Exercise prompt
Using the records below, give the number of lines where the word "обеспечения" appears, with no further output.

%%

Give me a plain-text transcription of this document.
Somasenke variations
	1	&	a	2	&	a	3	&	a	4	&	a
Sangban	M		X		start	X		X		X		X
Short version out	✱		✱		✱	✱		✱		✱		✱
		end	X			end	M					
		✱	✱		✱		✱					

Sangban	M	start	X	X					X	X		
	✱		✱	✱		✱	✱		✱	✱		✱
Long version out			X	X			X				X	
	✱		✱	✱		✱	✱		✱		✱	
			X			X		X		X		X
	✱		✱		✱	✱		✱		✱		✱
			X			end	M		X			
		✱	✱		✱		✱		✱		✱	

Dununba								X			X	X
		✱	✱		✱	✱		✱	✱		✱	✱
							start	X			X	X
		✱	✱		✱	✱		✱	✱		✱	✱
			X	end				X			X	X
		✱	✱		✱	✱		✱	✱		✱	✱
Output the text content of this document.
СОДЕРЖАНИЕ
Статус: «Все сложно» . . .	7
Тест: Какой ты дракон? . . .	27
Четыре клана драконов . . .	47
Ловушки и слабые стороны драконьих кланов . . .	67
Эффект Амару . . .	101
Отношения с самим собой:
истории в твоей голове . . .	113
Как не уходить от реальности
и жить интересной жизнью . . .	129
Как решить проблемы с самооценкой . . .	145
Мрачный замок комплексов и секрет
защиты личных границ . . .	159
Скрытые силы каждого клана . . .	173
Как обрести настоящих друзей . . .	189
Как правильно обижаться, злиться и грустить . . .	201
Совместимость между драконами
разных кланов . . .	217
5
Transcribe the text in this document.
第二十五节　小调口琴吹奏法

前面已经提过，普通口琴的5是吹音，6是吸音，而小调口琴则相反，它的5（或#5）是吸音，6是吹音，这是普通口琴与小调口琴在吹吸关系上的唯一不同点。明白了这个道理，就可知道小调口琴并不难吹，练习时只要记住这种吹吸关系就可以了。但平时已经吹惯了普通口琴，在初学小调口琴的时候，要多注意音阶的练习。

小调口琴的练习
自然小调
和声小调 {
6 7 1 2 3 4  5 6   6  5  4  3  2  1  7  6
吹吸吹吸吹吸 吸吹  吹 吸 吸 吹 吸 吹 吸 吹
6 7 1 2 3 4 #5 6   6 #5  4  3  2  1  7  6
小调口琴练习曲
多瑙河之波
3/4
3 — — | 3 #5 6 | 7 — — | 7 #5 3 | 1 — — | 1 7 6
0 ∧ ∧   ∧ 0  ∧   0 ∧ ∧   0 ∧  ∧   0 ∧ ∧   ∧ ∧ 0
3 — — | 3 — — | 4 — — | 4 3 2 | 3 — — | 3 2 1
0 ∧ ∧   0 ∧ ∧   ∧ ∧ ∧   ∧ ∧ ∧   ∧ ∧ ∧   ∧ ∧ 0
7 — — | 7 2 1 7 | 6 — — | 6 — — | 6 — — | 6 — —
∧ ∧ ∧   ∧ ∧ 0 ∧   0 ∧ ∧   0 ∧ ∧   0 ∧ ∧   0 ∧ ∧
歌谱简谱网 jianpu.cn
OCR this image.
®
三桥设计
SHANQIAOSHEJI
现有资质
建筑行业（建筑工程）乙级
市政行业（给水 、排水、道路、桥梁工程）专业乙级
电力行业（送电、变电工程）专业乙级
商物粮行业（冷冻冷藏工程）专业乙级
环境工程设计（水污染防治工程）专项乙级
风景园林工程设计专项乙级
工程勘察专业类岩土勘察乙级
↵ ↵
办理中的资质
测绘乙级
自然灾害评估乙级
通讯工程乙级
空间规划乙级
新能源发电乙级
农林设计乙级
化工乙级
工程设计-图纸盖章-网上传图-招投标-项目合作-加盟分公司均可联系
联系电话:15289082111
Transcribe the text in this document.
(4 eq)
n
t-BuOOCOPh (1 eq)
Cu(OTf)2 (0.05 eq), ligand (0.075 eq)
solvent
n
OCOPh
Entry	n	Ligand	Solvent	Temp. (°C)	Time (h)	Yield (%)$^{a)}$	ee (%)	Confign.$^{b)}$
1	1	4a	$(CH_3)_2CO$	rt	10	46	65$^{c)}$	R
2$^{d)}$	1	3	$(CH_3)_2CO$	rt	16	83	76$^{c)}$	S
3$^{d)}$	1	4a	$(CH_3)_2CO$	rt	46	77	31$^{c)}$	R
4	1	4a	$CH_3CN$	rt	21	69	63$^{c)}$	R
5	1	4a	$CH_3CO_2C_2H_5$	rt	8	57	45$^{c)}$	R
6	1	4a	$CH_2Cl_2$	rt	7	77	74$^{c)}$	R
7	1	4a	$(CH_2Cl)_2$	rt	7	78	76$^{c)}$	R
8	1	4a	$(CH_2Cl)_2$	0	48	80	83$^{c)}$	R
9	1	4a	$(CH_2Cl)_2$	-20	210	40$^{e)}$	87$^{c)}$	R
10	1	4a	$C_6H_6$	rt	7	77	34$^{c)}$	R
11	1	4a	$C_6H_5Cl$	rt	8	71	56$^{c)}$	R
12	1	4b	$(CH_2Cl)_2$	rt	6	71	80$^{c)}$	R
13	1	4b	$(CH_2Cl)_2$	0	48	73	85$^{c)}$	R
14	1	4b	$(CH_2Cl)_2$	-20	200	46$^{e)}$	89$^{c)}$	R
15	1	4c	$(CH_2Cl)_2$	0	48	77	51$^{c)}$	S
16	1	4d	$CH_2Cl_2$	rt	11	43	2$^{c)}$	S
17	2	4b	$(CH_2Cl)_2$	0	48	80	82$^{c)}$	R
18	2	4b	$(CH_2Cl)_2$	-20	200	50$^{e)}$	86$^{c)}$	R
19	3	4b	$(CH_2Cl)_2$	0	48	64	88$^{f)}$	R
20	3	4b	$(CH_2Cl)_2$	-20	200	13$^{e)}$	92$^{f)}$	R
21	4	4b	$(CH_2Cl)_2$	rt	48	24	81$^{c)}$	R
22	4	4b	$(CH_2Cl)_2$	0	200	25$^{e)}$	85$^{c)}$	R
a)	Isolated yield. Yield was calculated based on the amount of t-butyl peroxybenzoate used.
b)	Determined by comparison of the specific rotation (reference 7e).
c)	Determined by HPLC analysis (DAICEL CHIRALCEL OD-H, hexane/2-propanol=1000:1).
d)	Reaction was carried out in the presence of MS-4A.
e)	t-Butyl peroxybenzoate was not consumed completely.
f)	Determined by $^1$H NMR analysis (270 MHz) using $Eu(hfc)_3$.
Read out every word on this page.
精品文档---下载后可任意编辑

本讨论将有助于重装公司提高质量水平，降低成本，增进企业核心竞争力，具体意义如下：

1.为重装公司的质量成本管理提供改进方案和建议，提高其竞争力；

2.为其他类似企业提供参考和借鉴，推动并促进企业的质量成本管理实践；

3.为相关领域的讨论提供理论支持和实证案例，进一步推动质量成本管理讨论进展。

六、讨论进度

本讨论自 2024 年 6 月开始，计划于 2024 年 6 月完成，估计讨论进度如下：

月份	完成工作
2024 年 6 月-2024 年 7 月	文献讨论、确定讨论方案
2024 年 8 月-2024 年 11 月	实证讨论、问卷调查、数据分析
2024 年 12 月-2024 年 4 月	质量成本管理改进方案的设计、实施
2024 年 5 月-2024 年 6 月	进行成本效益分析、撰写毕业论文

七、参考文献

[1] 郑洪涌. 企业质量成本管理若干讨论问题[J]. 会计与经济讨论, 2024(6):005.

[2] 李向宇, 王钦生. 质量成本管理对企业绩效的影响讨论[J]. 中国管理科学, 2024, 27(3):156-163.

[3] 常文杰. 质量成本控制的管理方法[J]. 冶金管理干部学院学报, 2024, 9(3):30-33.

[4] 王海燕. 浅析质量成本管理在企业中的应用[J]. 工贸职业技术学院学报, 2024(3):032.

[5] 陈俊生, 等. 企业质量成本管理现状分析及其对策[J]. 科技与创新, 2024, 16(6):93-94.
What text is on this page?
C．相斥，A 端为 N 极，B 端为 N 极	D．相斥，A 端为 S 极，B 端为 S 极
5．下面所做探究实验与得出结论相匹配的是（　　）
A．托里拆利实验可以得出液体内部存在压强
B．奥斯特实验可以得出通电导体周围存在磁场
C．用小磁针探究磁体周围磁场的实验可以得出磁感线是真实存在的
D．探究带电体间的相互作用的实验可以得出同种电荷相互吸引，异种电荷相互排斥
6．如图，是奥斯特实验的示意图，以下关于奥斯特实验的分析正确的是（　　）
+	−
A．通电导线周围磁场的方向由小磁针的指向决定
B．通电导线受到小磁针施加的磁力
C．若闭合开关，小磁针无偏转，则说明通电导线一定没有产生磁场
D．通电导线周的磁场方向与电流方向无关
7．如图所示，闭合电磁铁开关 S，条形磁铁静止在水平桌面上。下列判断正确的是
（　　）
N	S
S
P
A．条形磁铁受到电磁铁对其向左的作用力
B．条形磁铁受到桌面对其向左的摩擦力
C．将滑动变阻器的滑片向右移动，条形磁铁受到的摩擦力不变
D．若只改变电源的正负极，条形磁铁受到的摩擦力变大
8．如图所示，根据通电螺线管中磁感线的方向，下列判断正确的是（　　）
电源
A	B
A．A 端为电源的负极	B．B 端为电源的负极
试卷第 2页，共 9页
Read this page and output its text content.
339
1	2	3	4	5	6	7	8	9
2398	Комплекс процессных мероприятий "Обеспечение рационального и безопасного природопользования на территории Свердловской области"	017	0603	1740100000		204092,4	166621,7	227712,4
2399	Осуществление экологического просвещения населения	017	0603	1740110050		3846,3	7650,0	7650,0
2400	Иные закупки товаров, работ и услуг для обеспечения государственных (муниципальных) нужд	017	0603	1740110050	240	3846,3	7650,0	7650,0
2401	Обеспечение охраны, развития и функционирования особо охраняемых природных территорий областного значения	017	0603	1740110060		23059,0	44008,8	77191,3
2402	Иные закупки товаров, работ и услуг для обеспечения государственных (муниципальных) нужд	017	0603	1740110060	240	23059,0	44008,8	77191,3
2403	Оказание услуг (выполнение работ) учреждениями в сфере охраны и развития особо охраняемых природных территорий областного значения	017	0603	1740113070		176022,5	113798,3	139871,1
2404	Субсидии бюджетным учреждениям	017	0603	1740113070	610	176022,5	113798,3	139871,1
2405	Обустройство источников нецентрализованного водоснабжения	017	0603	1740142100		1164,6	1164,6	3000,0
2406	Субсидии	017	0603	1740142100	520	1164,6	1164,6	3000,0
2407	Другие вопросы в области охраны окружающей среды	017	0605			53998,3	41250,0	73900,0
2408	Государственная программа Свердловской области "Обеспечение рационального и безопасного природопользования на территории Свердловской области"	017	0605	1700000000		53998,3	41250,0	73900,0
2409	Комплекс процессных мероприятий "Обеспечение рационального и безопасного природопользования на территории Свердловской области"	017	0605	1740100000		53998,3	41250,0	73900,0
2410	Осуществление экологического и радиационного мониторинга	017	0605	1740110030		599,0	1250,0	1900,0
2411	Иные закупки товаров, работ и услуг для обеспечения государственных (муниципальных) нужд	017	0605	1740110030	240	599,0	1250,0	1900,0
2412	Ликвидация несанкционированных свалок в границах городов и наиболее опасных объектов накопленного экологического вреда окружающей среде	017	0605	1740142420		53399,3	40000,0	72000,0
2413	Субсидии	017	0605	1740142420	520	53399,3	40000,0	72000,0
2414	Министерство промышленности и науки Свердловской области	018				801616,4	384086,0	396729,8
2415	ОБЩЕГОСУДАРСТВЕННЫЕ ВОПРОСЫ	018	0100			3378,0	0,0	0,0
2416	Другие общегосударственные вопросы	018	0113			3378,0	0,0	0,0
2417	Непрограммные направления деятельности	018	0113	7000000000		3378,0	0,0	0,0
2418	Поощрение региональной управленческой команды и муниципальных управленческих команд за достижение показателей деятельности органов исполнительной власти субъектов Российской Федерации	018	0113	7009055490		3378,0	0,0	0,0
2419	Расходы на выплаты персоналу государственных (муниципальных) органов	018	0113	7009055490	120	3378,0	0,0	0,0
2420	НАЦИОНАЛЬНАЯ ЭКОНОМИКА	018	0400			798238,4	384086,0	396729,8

%%

Completed task
3